RECORDS TO USE ▸
______
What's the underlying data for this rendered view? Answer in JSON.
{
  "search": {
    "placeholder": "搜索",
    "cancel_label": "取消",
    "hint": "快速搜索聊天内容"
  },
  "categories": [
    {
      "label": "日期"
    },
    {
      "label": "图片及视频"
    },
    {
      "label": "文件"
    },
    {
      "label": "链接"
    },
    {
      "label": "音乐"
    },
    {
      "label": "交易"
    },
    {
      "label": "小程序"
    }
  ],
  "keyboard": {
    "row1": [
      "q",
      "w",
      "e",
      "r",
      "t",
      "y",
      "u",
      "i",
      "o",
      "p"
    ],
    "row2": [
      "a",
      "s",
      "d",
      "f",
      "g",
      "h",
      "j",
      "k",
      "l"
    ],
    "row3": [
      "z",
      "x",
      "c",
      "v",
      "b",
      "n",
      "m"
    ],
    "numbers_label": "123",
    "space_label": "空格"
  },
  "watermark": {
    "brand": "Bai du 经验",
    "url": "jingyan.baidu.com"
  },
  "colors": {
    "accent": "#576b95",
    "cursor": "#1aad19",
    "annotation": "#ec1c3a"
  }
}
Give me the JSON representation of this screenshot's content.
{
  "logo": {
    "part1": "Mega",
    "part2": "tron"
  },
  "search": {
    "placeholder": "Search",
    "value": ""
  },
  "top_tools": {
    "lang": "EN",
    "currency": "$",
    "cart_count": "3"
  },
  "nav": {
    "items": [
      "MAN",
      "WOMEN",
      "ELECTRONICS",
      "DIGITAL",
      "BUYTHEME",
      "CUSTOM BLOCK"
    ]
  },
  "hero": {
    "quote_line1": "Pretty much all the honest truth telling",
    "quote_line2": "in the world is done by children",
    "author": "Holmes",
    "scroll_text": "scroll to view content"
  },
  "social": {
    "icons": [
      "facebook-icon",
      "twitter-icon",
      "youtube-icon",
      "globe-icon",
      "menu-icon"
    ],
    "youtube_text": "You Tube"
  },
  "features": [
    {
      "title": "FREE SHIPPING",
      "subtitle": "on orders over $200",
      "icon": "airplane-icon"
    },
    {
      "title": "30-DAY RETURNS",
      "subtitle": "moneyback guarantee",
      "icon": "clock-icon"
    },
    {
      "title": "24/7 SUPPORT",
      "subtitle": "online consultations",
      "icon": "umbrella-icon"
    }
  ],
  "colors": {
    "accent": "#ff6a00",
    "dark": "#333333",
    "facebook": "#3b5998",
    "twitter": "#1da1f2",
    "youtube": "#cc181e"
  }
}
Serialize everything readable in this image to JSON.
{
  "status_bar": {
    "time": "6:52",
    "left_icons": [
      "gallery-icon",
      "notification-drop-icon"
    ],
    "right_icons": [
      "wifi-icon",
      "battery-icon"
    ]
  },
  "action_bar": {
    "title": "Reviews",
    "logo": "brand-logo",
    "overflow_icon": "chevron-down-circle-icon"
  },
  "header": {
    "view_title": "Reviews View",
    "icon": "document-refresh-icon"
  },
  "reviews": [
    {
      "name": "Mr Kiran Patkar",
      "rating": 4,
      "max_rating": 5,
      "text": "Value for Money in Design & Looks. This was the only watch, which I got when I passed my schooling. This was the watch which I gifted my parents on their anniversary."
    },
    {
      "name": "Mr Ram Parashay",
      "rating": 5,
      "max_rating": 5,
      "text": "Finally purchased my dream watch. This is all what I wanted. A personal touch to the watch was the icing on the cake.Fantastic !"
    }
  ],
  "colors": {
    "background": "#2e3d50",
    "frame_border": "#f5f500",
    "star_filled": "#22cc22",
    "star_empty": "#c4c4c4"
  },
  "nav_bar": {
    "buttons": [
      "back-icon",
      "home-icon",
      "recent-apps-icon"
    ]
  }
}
______
Every line above should be retyped exactly as given.

What's the underlying data for this rendered view? Answer in JSON.
{
  "search": {
    "placeholder": "搜索",
    "cancel_label": "取消",
    "hint": "快速搜索聊天内容"
  },
  "categories": [
    {
      "label": "日期"
    },
    {
      "label": "图片及视频"
    },
    {
      "label": "文件"
    },
    {
      "label": "链接"
    },
    {
      "label": "音乐"
    },
    {
      "label": "交易"
    },
    {
      "label": "小程序"
    }
  ],
  "keyboard": {
    "row1": [
      "q",
      "w",
      "e",
      "r",
      "t",
      "y",
      "u",
      "i",
      "o",
      "p"
    ],
    "row2": [
      "a",
      "s",
      "d",
      "f",
      "g",
      "h",
      "j",
      "k",
      "l"
    ],
    "row3": [
      "z",
      "x",
      "c",
      "v",
      "b",
      "n",
      "m"
    ],
    "numbers_label": "123",
    "space_label": "空格"
  },
  "watermark": {
    "brand": "Bai du 经验",
    "url": "jingyan.baidu.com"
  },
  "colors": {
    "accent": "#576b95",
    "cursor": "#1aad19",
    "annotation": "#ec1c3a"
  }
}
Give me the JSON representation of this screenshot's content.
{
  "logo": {
    "part1": "Mega",
    "part2": "tron"
  },
  "search": {
    "placeholder": "Search",
    "value": ""
  },
  "top_tools": {
    "lang": "EN",
    "currency": "$",
    "cart_count": "3"
  },
  "nav": {
    "items": [
      "MAN",
      "WOMEN",
      "ELECTRONICS",
      "DIGITAL",
      "BUYTHEME",
      "CUSTOM BLOCK"
    ]
  },
  "hero": {
    "quote_line1": "Pretty much all the honest truth telling",
    "quote_line2": "in the world is done by children",
    "author": "Holmes",
    "scroll_text": "scroll to view content"
  },
  "social": {
    "icons": [
      "facebook-icon",
      "twitter-icon",
      "youtube-icon",
      "globe-icon",
      "menu-icon"
    ],
    "youtube_text": "You Tube"
  },
  "features": [
    {
      "title": "FREE SHIPPING",
      "subtitle": "on orders over $200",
      "icon": "airplane-icon"
    },
    {
      "title": "30-DAY RETURNS",
      "subtitle": "moneyback guarantee",
      "icon": "clock-icon"
    },
    {
      "title": "24/7 SUPPORT",
      "subtitle": "online consultations",
      "icon": "umbrella-icon"
    }
  ],
  "colors": {
    "accent": "#ff6a00",
    "dark": "#333333",
    "facebook": "#3b5998",
    "twitter": "#1da1f2",
    "youtube": "#cc181e"
  }
}
Serialize everything readable in this image to JSON.
{
  "status_bar": {
    "time": "6:52",
    "left_icons": [
      "gallery-icon",
      "notification-drop-icon"
    ],
    "right_icons": [
      "wifi-icon",
      "battery-icon"
    ]
  },
  "action_bar": {
    "title": "Reviews",
    "logo": "brand-logo",
    "overflow_icon": "chevron-down-circle-icon"
  },
  "header": {
    "view_title": "Reviews View",
    "icon": "document-refresh-icon"
  },
  "reviews": [
    {
      "name": "Mr Kiran Patkar",
      "rating": 4,
      "max_rating": 5,
      "text": "Value for Money in Design & Looks. This was the only watch, which I got when I passed my schooling. This was the watch which I gifted my parents on their anniversary."
    },
    {
      "name": "Mr Ram Parashay",
      "rating": 5,
      "max_rating": 5,
      "text": "Finally purchased my dream watch. This is all what I wanted. A personal touch to the watch was the icing on the cake.Fantastic !"
    }
  ],
  "colors": {
    "background": "#2e3d50",
    "frame_border": "#f5f500",
    "star_filled": "#22cc22",
    "star_empty": "#c4c4c4"
  },
  "nav_bar": {
    "buttons": [
      "back-icon",
      "home-icon",
      "recent-apps-icon"
    ]
  }
}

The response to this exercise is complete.